GOAL OF THE EXERCISE:
Find and copy lines holding "title".

* * * *

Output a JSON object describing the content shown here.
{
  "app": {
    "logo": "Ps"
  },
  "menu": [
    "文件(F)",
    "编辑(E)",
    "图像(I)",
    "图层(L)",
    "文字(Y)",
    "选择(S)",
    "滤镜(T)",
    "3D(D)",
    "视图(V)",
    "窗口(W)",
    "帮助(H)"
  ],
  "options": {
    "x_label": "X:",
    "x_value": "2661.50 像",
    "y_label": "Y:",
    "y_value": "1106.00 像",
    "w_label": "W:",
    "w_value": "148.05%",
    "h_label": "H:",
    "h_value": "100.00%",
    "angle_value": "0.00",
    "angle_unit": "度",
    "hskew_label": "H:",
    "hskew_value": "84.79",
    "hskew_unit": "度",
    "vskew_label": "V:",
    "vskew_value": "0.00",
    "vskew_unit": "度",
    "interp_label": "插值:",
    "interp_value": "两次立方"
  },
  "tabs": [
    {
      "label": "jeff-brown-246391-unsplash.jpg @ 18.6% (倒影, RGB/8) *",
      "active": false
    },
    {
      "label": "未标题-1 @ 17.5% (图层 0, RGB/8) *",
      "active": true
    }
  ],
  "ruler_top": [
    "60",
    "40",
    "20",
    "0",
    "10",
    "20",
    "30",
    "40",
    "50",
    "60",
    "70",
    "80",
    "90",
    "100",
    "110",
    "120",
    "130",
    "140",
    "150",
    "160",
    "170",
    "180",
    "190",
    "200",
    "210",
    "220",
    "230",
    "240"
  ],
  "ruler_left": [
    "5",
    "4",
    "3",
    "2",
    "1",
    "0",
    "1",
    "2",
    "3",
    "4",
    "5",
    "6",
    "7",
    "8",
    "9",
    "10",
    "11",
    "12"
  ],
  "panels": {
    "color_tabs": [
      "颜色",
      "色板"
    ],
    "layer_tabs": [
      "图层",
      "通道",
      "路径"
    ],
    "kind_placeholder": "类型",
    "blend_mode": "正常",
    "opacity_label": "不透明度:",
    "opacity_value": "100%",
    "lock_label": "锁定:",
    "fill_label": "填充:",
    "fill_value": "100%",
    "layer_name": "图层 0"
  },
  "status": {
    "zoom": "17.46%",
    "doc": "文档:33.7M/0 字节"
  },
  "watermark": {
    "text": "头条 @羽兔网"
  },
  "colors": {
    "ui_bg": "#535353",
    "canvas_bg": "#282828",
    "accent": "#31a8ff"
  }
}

* * * *

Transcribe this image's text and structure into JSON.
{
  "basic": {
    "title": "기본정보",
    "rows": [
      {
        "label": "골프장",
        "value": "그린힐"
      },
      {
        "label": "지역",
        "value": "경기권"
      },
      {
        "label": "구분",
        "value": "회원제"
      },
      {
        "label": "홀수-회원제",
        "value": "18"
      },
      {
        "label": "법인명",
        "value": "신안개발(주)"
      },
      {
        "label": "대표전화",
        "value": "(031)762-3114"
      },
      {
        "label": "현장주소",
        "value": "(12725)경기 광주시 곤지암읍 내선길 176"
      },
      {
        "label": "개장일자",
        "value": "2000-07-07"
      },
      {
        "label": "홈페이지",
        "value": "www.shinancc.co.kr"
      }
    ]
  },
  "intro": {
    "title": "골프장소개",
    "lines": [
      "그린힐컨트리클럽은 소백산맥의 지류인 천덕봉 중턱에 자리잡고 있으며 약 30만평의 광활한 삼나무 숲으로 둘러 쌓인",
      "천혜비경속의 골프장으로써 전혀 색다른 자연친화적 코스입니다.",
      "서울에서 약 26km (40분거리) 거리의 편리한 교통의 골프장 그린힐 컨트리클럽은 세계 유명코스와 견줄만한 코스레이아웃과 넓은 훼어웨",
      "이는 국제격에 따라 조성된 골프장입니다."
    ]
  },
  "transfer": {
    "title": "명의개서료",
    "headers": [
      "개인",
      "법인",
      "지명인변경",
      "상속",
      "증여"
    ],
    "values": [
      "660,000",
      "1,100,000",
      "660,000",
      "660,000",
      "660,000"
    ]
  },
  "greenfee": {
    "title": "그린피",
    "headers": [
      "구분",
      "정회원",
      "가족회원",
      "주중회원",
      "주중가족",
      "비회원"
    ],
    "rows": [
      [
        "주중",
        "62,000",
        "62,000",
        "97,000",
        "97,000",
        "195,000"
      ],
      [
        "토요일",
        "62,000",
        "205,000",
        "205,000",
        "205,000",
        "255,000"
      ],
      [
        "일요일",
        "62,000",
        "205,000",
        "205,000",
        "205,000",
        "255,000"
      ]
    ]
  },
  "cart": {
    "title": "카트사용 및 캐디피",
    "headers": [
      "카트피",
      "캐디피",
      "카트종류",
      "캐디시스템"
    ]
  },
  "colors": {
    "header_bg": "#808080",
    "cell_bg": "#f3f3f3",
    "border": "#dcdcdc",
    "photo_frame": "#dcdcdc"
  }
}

* * * *

ANSWER TO THE EXERCISE:
    "title": "기본정보",
    "title": "골프장소개",
    "title": "명의개서료",
    "title": "그린피",
    "title": "카트사용 및 캐디피",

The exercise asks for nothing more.